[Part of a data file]

-----

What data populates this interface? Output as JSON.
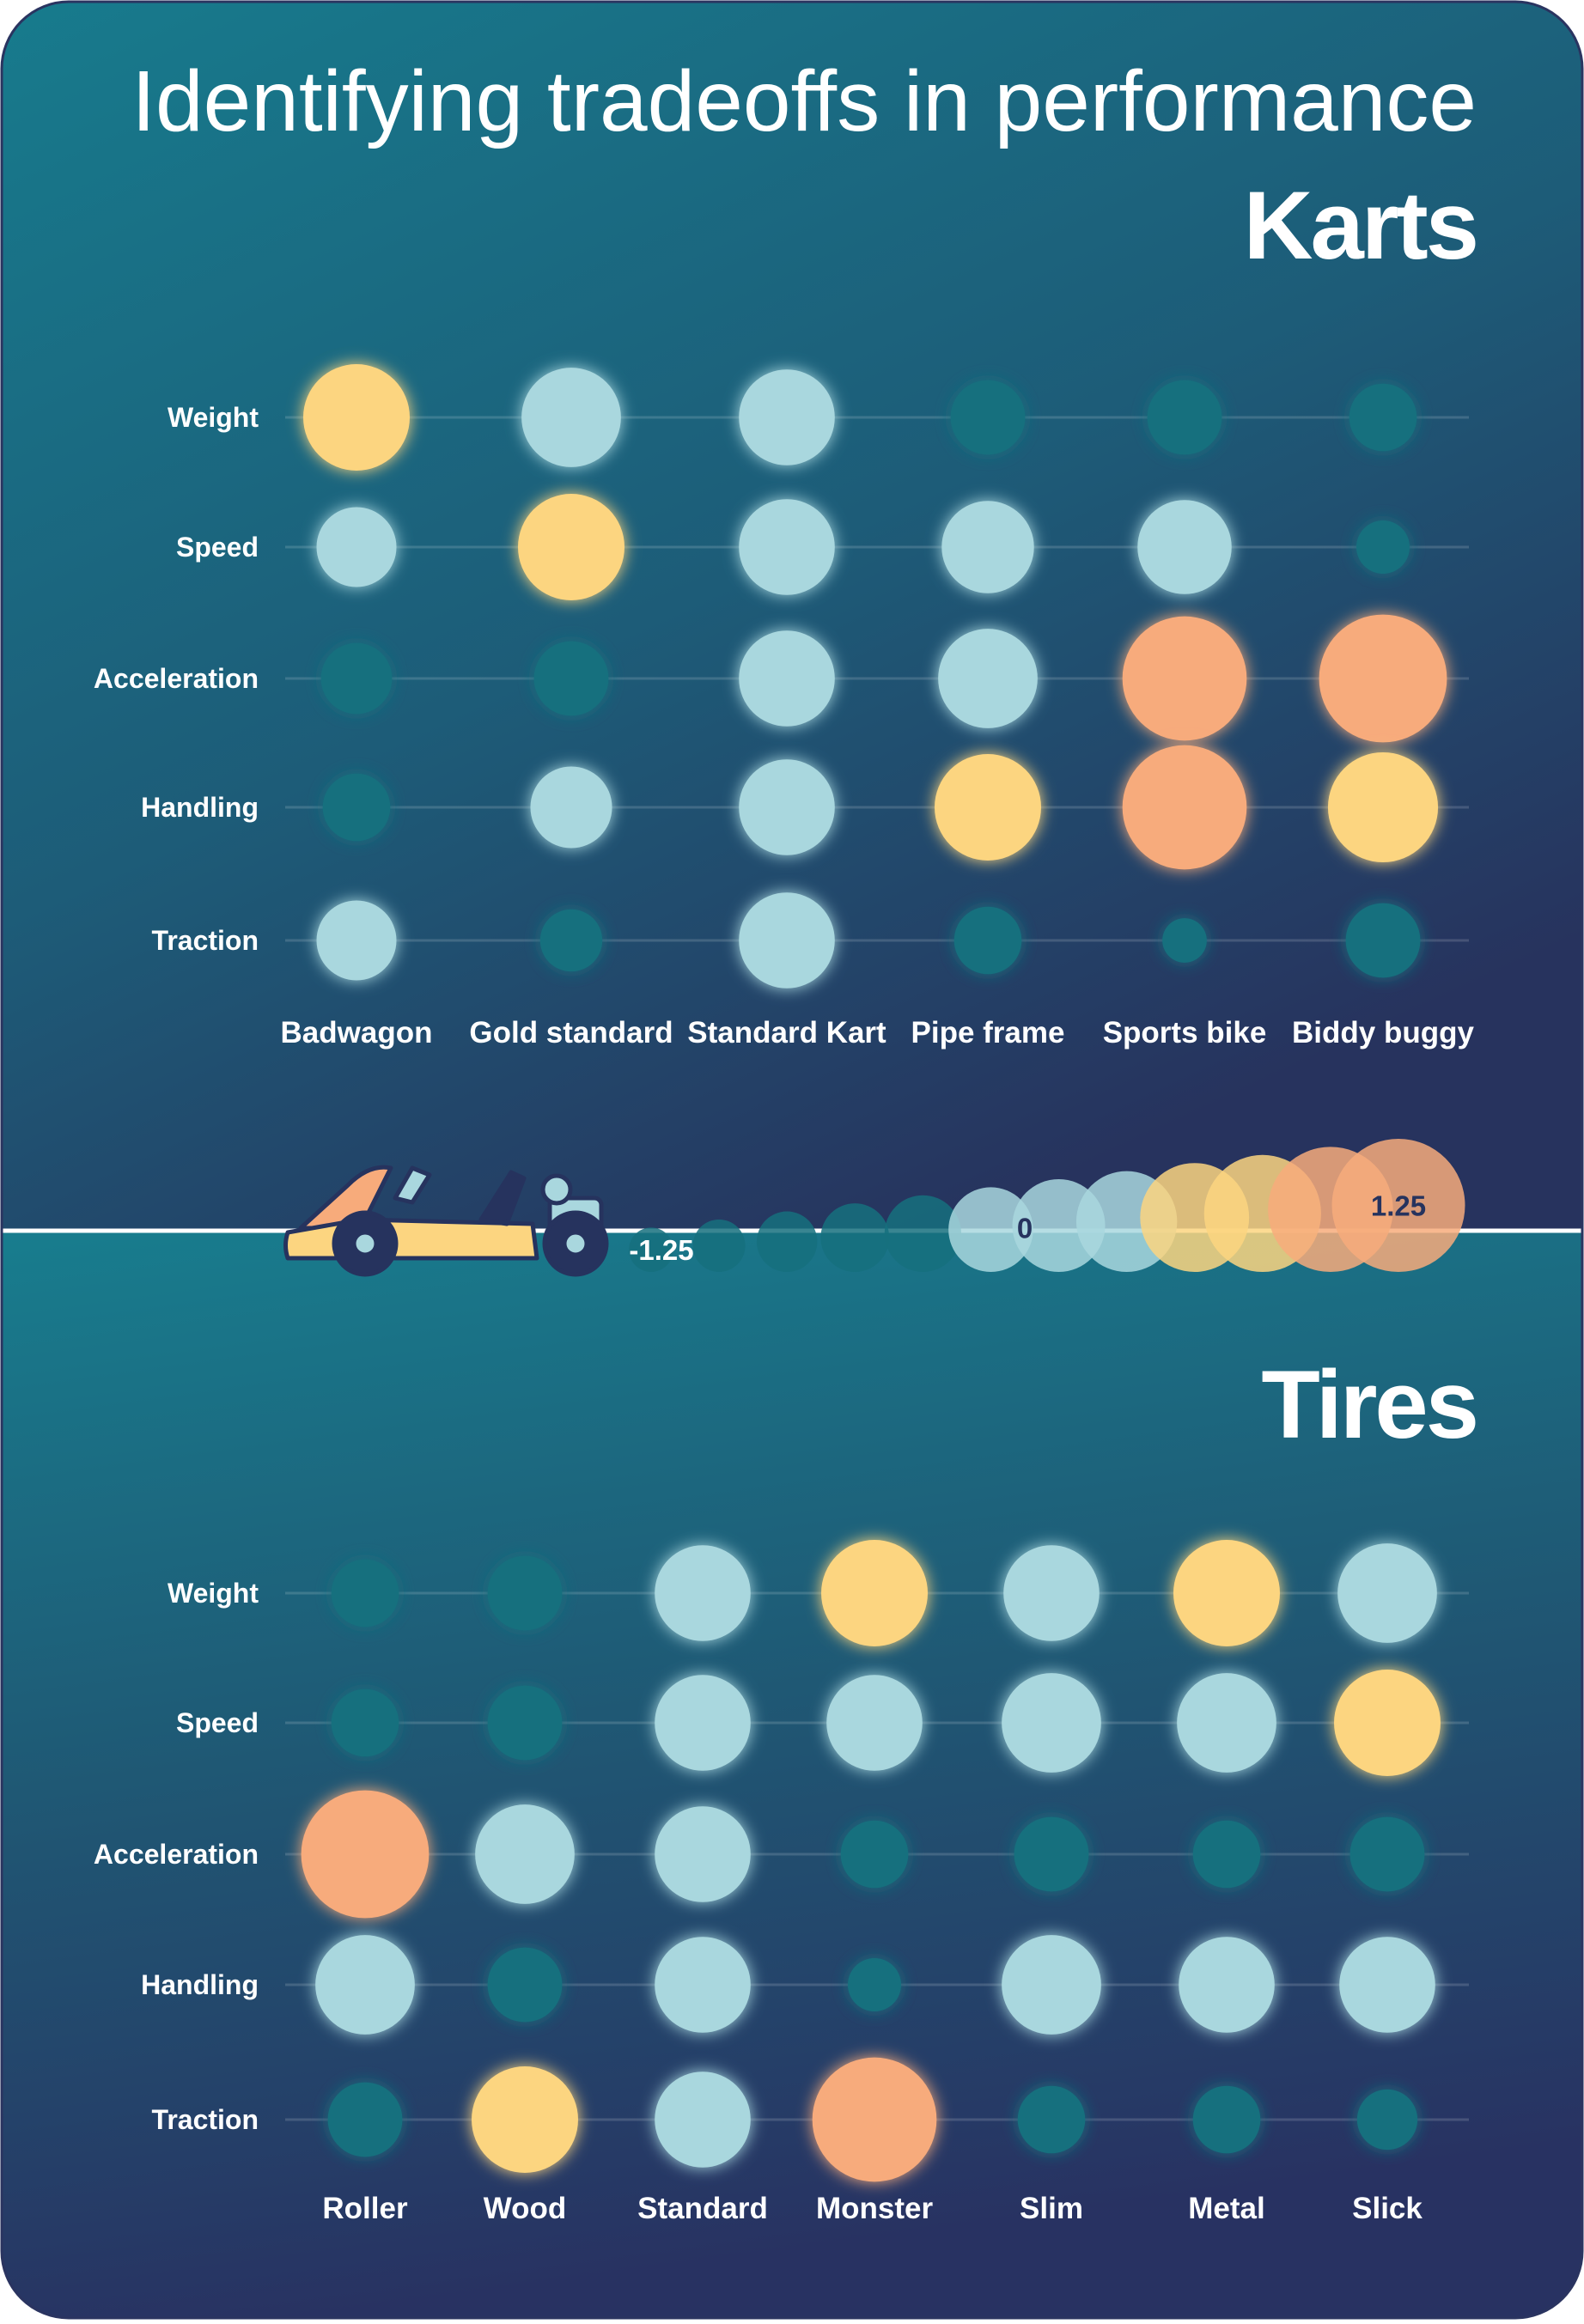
{
  "title": "Identifying tradeoffs in performance",
  "legend": {
    "range": [
      -1.25,
      1.25
    ],
    "ticks": [
      -1.25,
      0,
      1.25
    ],
    "color_steps": [
      {
        "from": -1.25,
        "color": "#16707e"
      },
      {
        "from": -0.3,
        "color": "#a9d7de"
      },
      {
        "from": 0.4,
        "color": "#fcd580"
      },
      {
        "from": 0.85,
        "color": "#f7ab7b"
      }
    ]
  },
  "chart_data": [
    {
      "type": "bubble_matrix",
      "title": "Karts",
      "rows": [
        "Weight",
        "Speed",
        "Acceleration",
        "Handling",
        "Traction"
      ],
      "columns": [
        "Badwagon",
        "Gold standard",
        "Standard Kart",
        "Pipe frame",
        "Sports bike",
        "Biddy buggy"
      ],
      "values": [
        [
          0.5,
          0.3,
          0.2,
          -0.4,
          -0.4,
          -0.6
        ],
        [
          -0.25,
          0.5,
          0.2,
          0.1,
          0.15,
          -1.0
        ],
        [
          -0.5,
          -0.4,
          0.2,
          0.3,
          1.0,
          1.1
        ],
        [
          -0.6,
          -0.2,
          0.2,
          0.5,
          1.0,
          0.6
        ],
        [
          -0.25,
          -0.75,
          0.2,
          -0.6,
          -1.25,
          -0.4
        ]
      ]
    },
    {
      "type": "bubble_matrix",
      "title": "Tires",
      "rows": [
        "Weight",
        "Speed",
        "Acceleration",
        "Handling",
        "Traction"
      ],
      "columns": [
        "Roller",
        "Wood",
        "Standard",
        "Monster",
        "Slim",
        "Metal",
        "Slick"
      ],
      "values": [
        [
          -0.6,
          -0.4,
          0.2,
          0.5,
          0.2,
          0.5,
          0.3
        ],
        [
          -0.6,
          -0.4,
          0.2,
          0.2,
          0.3,
          0.3,
          0.5
        ],
        [
          1.1,
          0.3,
          0.2,
          -0.6,
          -0.4,
          -0.6,
          -0.4
        ],
        [
          0.3,
          -0.4,
          0.2,
          -1.0,
          0.3,
          0.2,
          0.2
        ],
        [
          -0.4,
          0.5,
          0.2,
          1.0,
          -0.6,
          -0.6,
          -0.8
        ]
      ]
    }
  ]
}
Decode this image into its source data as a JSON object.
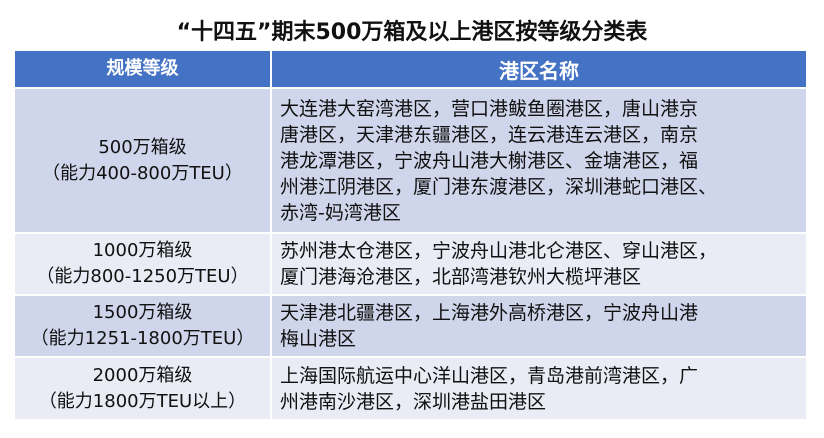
{
  "title": "“十四五”期末500万箱及以上港区按等级分类表",
  "colors": {
    "header_bg": "#4472C4",
    "row_dark": "#CFD5EA",
    "row_light": "#E9EBF5"
  },
  "headers": [
    "规模等级",
    "港区名称"
  ],
  "rows": [
    {
      "level": "500万箱级",
      "capacity": "（能力400-800万TEU）",
      "ports": [
        "大连港大窑湾港区，营口港鲅鱼圈港区，唐山港京",
        "唐港区，天津港东疆港区，连云港连云港区，南京",
        "港龙潭港区，宁波舟山港大榭港区、金塘港区，福",
        "州港江阴港区，厦门港东渡港区，深圳港蛇口港区、",
        "赤湾-妈湾港区"
      ]
    },
    {
      "level": "1000万箱级",
      "capacity": "（能力800-1250万TEU）",
      "ports": [
        "苏州港太仓港区，宁波舟山港北仑港区、穿山港区，",
        "厦门港海沧港区，北部湾港钦州大榄坪港区"
      ]
    },
    {
      "level": "1500万箱级",
      "capacity": "（能力1251-1800万TEU）",
      "ports": [
        "天津港北疆港区，上海港外高桥港区，宁波舟山港",
        "梅山港区"
      ]
    },
    {
      "level": "2000万箱级",
      "capacity": "（能力1800万TEU以上）",
      "ports": [
        "上海国际航运中心洋山港区，青岛港前湾港区，广",
        "州港南沙港区，深圳港盐田港区"
      ]
    }
  ]
}
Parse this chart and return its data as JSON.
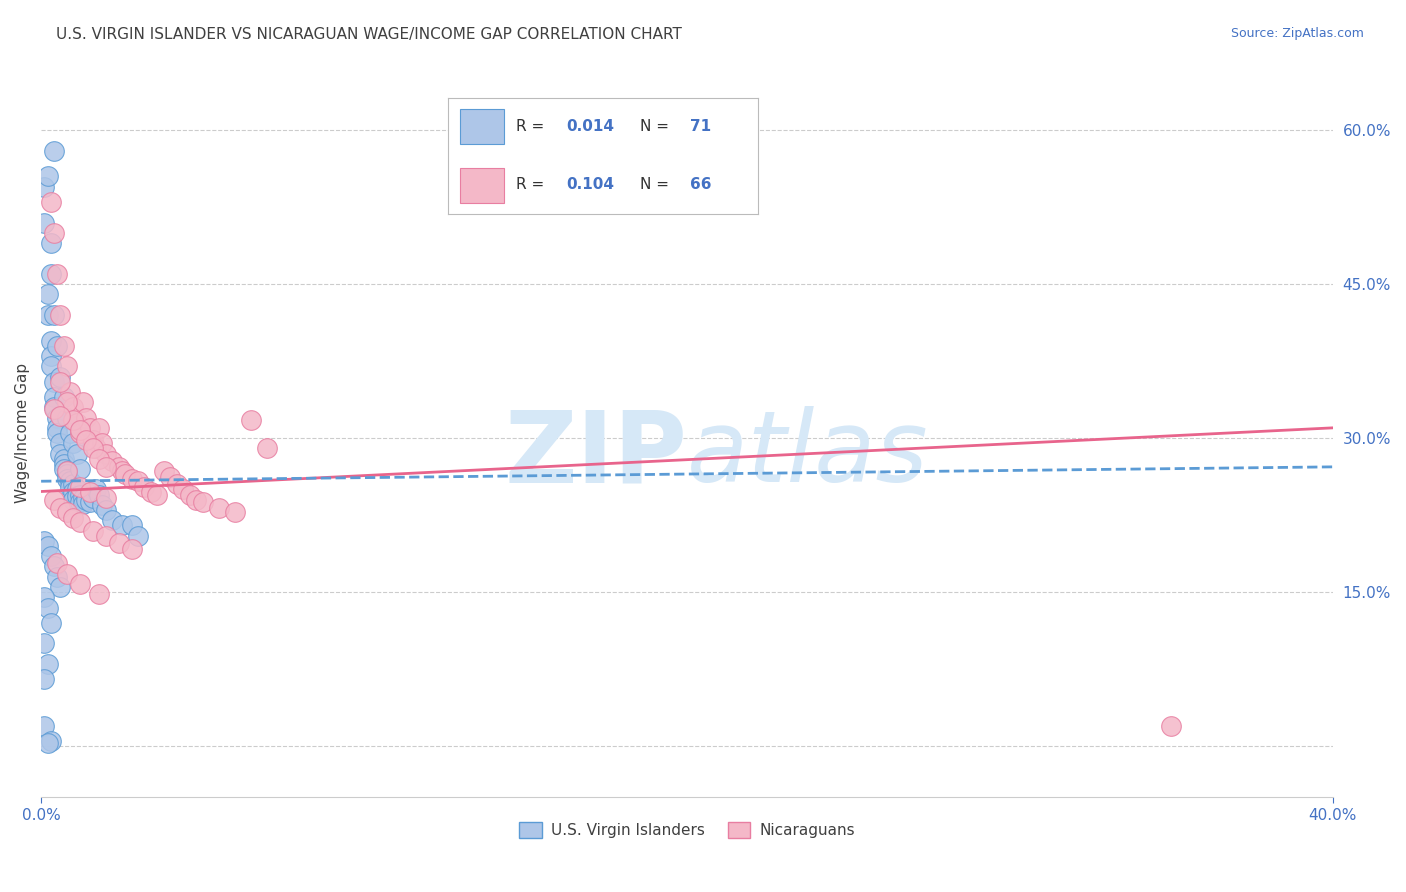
{
  "title": "U.S. VIRGIN ISLANDER VS NICARAGUAN WAGE/INCOME GAP CORRELATION CHART",
  "source": "Source: ZipAtlas.com",
  "ylabel": "Wage/Income Gap",
  "y_ticks_right": [
    0.0,
    0.15,
    0.3,
    0.45,
    0.6
  ],
  "y_tick_labels_right": [
    "",
    "15.0%",
    "30.0%",
    "45.0%",
    "60.0%"
  ],
  "x_min": 0.0,
  "x_max": 0.4,
  "y_min": -0.05,
  "y_max": 0.66,
  "blue_color": "#aec6e8",
  "blue_edge": "#5b9bd5",
  "pink_color": "#f4b8c8",
  "pink_edge": "#e87ea1",
  "line_blue_color": "#5b9bd5",
  "line_pink_color": "#e8648c",
  "watermark_color": "#d6e8f7",
  "axis_label_color": "#4472c4",
  "title_color": "#404040",
  "grid_color": "#cccccc",
  "background_color": "#ffffff",
  "legend_text_color": "#333333",
  "legend_value_color": "#4472c4",
  "blue_scatter_x": [
    0.001,
    0.001,
    0.002,
    0.002,
    0.003,
    0.003,
    0.003,
    0.004,
    0.004,
    0.004,
    0.005,
    0.005,
    0.005,
    0.006,
    0.006,
    0.007,
    0.007,
    0.007,
    0.008,
    0.008,
    0.008,
    0.009,
    0.009,
    0.01,
    0.01,
    0.01,
    0.011,
    0.011,
    0.012,
    0.012,
    0.013,
    0.013,
    0.014,
    0.015,
    0.016,
    0.017,
    0.018,
    0.019,
    0.02,
    0.022,
    0.025,
    0.028,
    0.03,
    0.003,
    0.004,
    0.005,
    0.006,
    0.007,
    0.008,
    0.009,
    0.01,
    0.011,
    0.012,
    0.001,
    0.002,
    0.003,
    0.004,
    0.005,
    0.006,
    0.001,
    0.002,
    0.003,
    0.001,
    0.002,
    0.001,
    0.001,
    0.003,
    0.002,
    0.004,
    0.002,
    0.003
  ],
  "blue_scatter_y": [
    0.545,
    0.51,
    0.44,
    0.42,
    0.395,
    0.38,
    0.37,
    0.355,
    0.34,
    0.33,
    0.32,
    0.31,
    0.305,
    0.295,
    0.285,
    0.28,
    0.275,
    0.27,
    0.268,
    0.265,
    0.26,
    0.258,
    0.252,
    0.255,
    0.248,
    0.24,
    0.25,
    0.244,
    0.245,
    0.238,
    0.242,
    0.236,
    0.24,
    0.238,
    0.242,
    0.25,
    0.245,
    0.235,
    0.23,
    0.22,
    0.215,
    0.215,
    0.205,
    0.46,
    0.42,
    0.39,
    0.36,
    0.34,
    0.32,
    0.305,
    0.295,
    0.285,
    0.27,
    0.2,
    0.195,
    0.185,
    0.175,
    0.165,
    0.155,
    0.145,
    0.135,
    0.12,
    0.1,
    0.08,
    0.065,
    0.02,
    0.005,
    0.003,
    0.58,
    0.555,
    0.49
  ],
  "pink_scatter_x": [
    0.003,
    0.004,
    0.005,
    0.006,
    0.007,
    0.008,
    0.009,
    0.01,
    0.011,
    0.012,
    0.013,
    0.014,
    0.015,
    0.016,
    0.017,
    0.018,
    0.019,
    0.02,
    0.022,
    0.024,
    0.025,
    0.026,
    0.028,
    0.03,
    0.032,
    0.034,
    0.036,
    0.038,
    0.04,
    0.042,
    0.044,
    0.046,
    0.048,
    0.05,
    0.055,
    0.06,
    0.065,
    0.07,
    0.006,
    0.008,
    0.01,
    0.012,
    0.014,
    0.016,
    0.018,
    0.02,
    0.004,
    0.006,
    0.008,
    0.01,
    0.012,
    0.016,
    0.02,
    0.024,
    0.028,
    0.005,
    0.008,
    0.012,
    0.018,
    0.35,
    0.004,
    0.006,
    0.008,
    0.012,
    0.015,
    0.02
  ],
  "pink_scatter_y": [
    0.53,
    0.5,
    0.46,
    0.42,
    0.39,
    0.37,
    0.345,
    0.33,
    0.315,
    0.305,
    0.335,
    0.32,
    0.31,
    0.298,
    0.29,
    0.31,
    0.295,
    0.285,
    0.278,
    0.272,
    0.268,
    0.265,
    0.26,
    0.258,
    0.252,
    0.248,
    0.245,
    0.268,
    0.262,
    0.255,
    0.25,
    0.245,
    0.24,
    0.238,
    0.232,
    0.228,
    0.318,
    0.29,
    0.355,
    0.335,
    0.318,
    0.308,
    0.298,
    0.29,
    0.28,
    0.272,
    0.24,
    0.232,
    0.228,
    0.222,
    0.218,
    0.21,
    0.205,
    0.198,
    0.192,
    0.178,
    0.168,
    0.158,
    0.148,
    0.02,
    0.328,
    0.322,
    0.268,
    0.252,
    0.248,
    0.242
  ],
  "blue_trend_x": [
    0.0,
    0.4
  ],
  "blue_trend_y": [
    0.258,
    0.272
  ],
  "pink_trend_x": [
    0.0,
    0.4
  ],
  "pink_trend_y": [
    0.248,
    0.31
  ]
}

-----

• **What the exercise asks**
Find out how many lines in the listing contain the string "level". Give the number alone.

• **Solution for this exercise**
4